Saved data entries
=-=-=-=-=

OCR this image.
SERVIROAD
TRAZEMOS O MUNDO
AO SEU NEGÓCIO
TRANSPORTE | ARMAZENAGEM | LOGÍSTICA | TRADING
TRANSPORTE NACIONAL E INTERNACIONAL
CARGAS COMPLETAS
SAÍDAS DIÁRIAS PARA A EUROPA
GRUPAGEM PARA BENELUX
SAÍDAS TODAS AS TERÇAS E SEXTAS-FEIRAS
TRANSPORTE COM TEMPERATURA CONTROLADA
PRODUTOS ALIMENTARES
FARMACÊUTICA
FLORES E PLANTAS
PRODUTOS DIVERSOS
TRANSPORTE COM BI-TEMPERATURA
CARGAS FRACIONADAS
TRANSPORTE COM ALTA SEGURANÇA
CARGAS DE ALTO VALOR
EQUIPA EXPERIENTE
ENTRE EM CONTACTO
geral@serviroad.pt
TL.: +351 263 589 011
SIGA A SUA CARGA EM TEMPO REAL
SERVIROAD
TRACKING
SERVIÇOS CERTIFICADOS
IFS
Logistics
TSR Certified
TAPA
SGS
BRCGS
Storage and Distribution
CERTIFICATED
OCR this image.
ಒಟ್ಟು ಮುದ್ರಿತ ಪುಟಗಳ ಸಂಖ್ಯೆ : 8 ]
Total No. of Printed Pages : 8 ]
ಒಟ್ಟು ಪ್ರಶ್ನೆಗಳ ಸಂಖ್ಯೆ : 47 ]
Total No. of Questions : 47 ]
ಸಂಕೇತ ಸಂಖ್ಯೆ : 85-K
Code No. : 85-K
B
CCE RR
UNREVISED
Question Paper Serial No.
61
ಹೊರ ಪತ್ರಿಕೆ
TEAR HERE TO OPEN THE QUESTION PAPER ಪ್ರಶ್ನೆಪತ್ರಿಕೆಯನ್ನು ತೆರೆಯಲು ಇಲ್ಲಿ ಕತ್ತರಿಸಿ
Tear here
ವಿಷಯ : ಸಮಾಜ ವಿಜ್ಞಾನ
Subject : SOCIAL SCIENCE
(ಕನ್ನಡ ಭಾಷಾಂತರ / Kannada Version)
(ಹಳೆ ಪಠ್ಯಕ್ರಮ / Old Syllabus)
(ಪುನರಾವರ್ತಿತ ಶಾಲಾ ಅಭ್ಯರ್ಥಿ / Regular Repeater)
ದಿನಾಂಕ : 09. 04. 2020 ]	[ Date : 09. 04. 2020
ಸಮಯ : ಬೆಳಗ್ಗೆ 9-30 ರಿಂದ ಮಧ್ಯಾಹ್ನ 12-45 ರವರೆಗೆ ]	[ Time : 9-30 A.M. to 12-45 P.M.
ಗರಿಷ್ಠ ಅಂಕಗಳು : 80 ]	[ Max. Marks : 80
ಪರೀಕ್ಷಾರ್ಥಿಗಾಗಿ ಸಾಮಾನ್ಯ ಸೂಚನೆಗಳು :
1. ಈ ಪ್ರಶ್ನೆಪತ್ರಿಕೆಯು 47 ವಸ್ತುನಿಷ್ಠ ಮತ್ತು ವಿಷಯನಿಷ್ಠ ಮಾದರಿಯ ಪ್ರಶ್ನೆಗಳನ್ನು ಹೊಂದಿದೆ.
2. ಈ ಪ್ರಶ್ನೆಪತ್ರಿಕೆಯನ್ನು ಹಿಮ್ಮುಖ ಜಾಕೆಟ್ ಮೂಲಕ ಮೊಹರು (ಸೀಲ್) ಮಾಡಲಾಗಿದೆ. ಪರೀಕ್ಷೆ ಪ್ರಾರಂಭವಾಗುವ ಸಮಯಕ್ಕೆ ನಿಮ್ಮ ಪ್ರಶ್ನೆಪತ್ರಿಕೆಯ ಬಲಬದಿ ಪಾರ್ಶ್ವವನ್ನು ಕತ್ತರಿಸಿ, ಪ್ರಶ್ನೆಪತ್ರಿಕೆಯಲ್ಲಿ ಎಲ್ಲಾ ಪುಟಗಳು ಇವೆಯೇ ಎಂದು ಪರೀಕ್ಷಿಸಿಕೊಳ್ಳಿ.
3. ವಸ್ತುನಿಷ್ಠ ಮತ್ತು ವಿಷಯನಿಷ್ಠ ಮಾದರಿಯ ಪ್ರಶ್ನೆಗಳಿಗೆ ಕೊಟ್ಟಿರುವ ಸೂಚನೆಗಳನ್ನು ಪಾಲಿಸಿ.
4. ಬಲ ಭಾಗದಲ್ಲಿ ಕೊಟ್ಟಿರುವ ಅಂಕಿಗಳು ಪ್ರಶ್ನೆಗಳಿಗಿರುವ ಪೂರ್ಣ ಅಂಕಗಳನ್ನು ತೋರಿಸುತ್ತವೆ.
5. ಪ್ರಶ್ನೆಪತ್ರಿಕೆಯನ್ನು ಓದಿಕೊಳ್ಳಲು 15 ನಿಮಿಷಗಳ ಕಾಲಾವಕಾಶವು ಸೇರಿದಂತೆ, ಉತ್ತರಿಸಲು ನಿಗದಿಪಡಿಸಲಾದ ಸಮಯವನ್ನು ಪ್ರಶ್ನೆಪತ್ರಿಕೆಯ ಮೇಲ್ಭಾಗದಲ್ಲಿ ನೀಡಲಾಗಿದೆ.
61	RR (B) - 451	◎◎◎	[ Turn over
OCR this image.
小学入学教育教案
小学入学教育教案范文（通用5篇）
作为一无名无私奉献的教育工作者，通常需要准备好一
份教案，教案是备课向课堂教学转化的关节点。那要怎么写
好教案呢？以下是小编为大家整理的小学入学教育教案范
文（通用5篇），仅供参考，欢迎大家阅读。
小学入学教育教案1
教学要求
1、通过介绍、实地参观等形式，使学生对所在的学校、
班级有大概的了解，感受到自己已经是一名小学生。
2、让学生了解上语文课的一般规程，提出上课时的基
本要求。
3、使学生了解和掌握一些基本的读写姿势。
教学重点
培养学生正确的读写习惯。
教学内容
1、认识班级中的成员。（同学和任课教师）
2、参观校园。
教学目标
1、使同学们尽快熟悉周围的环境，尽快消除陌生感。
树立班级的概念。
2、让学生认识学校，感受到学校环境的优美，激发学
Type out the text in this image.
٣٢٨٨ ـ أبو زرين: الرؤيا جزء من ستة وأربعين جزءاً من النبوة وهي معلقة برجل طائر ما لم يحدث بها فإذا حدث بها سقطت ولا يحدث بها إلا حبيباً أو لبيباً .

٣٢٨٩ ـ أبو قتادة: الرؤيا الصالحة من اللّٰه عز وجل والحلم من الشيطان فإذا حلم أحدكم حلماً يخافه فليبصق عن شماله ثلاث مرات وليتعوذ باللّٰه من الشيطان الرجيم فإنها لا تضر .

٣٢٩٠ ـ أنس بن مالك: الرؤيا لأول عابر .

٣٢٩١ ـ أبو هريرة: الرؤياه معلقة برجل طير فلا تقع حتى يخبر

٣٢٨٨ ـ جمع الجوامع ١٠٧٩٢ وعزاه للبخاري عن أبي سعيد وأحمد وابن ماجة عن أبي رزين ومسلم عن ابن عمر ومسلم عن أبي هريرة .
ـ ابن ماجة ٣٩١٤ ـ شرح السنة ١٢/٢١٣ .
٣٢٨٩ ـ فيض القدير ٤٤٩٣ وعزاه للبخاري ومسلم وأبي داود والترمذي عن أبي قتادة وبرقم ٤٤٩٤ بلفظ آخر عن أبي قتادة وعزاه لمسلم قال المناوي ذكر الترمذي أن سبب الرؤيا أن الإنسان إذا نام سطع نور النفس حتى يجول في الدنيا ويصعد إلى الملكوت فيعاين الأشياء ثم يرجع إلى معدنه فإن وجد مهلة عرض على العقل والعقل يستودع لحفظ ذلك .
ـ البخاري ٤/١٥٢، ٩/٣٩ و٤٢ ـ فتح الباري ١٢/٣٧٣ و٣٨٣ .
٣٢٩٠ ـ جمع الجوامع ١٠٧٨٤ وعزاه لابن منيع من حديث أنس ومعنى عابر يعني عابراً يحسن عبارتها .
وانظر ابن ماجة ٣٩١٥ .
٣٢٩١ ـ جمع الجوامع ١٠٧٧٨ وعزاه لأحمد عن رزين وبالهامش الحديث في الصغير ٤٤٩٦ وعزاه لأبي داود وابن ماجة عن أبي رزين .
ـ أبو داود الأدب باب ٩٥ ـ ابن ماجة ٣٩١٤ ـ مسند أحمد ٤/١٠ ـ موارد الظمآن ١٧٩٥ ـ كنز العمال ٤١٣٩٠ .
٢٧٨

=-=-=-=-=

PROBLEM TO WORK ON: Filter out every line that lacks the word "PRODUTOS", and copy the rest.

FINISHED TASK:
PRODUTOS ALIMENTARES
PRODUTOS DIVERSOS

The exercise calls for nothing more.